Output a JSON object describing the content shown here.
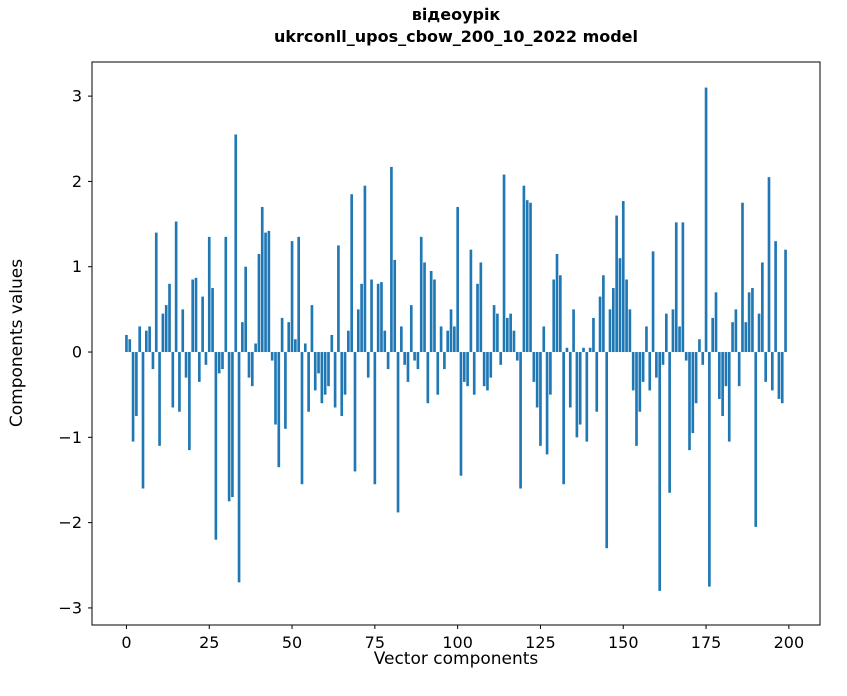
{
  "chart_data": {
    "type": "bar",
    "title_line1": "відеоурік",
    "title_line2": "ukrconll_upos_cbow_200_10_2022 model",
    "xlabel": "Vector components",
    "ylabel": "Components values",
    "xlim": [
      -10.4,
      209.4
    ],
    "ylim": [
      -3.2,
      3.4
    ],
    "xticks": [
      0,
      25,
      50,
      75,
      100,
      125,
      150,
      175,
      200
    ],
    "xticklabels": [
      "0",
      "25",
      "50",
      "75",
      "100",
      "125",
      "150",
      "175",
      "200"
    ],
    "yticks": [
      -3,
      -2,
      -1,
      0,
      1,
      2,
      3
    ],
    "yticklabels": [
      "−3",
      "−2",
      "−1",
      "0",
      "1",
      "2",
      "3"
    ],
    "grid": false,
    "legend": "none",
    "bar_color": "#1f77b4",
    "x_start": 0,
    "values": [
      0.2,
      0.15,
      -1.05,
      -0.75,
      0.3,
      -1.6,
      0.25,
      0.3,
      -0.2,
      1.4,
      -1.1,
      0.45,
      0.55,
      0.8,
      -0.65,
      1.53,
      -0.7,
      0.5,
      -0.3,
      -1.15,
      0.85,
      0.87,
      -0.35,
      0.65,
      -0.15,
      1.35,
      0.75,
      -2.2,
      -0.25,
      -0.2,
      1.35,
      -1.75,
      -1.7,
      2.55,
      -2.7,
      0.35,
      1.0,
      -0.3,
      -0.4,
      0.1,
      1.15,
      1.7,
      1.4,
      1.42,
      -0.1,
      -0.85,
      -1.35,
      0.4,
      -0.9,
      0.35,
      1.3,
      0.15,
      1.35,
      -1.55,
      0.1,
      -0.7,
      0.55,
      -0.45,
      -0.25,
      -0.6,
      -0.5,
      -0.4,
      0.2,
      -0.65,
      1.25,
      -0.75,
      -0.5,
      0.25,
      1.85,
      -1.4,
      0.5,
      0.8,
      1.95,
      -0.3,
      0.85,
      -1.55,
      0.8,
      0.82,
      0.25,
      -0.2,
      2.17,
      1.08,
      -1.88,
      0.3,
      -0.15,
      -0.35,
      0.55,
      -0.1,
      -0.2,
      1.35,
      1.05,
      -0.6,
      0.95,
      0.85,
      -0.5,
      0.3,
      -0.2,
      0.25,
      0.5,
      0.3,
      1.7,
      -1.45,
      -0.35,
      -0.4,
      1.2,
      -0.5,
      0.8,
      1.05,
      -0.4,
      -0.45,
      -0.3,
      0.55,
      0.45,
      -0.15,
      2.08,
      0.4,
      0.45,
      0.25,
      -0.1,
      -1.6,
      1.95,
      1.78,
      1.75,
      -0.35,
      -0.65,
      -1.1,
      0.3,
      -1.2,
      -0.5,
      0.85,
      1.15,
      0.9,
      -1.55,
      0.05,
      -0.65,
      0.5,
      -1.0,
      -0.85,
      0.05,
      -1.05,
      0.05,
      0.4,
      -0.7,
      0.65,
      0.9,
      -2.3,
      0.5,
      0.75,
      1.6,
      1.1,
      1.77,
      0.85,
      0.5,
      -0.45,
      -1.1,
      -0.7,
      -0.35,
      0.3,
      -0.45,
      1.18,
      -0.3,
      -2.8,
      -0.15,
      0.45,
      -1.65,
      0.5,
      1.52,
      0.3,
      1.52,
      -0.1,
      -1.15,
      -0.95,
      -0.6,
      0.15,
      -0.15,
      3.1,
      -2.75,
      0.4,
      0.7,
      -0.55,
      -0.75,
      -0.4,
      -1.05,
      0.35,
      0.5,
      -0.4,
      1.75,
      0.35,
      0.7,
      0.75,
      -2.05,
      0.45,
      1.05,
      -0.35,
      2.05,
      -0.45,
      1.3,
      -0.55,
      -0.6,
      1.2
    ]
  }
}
...
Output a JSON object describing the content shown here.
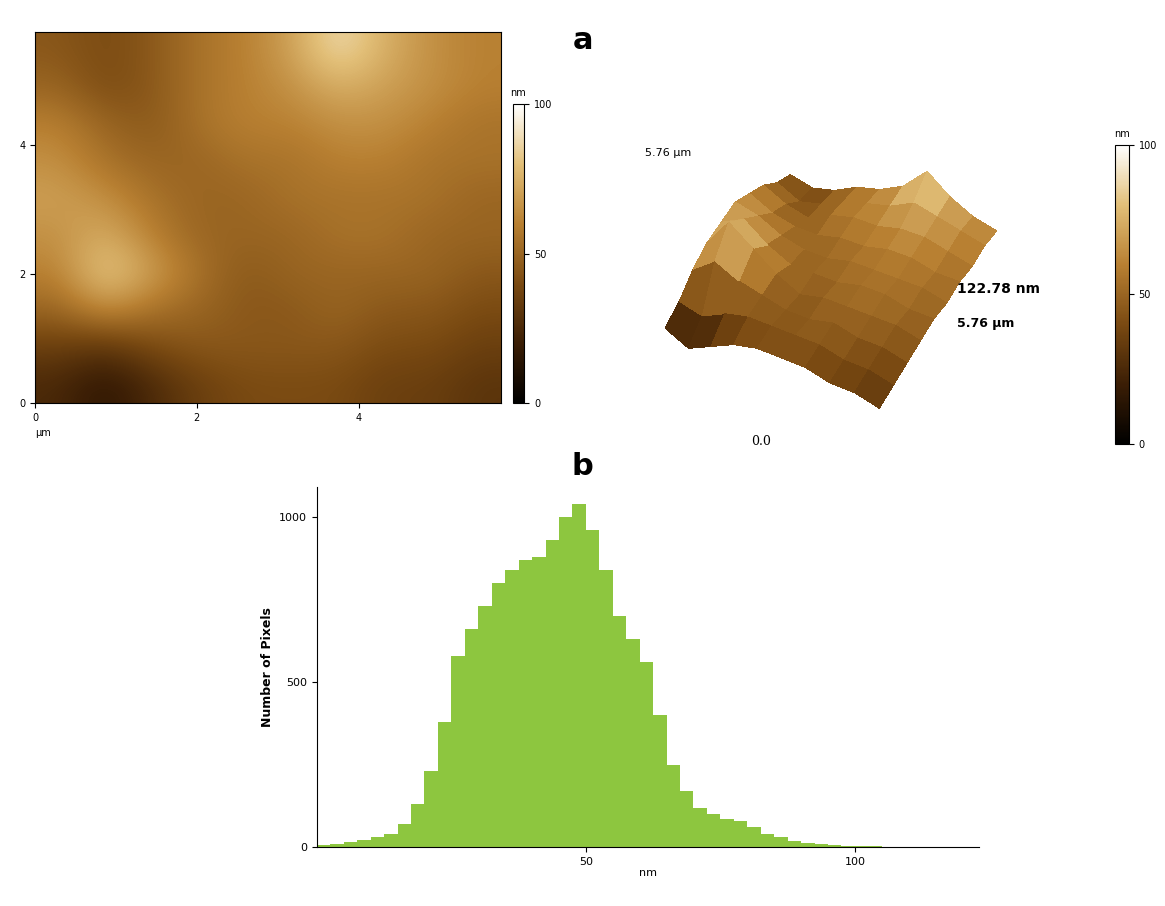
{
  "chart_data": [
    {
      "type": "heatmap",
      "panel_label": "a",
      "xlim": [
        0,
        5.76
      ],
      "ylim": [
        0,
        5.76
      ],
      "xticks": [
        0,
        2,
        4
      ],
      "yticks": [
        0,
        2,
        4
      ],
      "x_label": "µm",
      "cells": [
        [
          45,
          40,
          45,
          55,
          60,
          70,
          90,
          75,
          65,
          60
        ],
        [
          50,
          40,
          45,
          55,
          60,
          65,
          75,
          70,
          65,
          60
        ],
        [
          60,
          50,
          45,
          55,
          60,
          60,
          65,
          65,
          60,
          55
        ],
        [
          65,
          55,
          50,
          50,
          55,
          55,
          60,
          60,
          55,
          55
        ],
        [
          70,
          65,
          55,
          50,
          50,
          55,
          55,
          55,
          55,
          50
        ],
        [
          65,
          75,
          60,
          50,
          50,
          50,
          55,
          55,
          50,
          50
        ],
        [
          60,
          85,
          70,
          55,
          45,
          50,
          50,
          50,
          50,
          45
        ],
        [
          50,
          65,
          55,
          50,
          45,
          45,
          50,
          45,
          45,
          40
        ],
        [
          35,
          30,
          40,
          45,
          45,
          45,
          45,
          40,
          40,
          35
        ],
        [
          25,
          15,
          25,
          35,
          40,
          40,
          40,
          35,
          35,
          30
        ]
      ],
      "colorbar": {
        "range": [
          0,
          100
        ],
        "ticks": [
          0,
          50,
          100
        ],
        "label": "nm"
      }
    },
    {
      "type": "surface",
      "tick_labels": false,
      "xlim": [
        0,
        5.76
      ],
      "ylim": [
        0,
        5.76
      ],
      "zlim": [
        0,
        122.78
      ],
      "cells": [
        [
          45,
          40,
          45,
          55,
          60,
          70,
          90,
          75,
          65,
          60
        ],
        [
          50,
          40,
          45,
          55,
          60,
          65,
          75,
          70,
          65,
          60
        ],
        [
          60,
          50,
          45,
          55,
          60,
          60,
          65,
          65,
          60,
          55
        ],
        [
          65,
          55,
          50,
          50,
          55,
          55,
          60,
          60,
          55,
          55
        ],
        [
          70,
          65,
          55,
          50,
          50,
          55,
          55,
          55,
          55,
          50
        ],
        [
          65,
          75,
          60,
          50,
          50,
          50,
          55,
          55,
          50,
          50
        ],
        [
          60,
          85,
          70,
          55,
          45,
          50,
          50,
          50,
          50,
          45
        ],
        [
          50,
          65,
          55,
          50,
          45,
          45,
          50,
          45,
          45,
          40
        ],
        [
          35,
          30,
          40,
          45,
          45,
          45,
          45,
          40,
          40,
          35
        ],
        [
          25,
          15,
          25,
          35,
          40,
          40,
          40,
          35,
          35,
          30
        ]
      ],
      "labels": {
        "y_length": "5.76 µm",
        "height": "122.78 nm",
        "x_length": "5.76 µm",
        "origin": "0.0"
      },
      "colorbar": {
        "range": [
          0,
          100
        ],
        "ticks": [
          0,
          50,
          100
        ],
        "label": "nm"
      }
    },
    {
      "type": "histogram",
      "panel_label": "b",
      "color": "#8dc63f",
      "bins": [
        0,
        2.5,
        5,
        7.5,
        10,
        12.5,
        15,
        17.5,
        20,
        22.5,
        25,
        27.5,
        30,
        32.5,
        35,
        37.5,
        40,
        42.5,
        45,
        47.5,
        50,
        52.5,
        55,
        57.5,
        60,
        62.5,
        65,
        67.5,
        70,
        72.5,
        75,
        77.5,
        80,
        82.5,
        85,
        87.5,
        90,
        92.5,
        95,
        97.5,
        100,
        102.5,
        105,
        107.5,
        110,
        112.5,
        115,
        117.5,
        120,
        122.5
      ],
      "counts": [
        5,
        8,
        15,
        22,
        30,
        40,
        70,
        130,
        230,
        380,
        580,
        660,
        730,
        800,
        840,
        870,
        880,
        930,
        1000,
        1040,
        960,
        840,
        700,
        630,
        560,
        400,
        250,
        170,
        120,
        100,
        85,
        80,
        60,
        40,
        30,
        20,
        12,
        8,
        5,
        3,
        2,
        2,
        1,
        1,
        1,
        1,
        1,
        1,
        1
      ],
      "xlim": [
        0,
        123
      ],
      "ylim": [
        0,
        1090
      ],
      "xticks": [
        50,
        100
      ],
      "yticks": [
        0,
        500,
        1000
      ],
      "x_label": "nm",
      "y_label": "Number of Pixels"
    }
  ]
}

Goal. Show all lines in the entries above where the word "type" appears.

Solution to the problem.
    "type": "bar",
      "type": "heatmap",
      "type": "surface",
      "type": "histogram",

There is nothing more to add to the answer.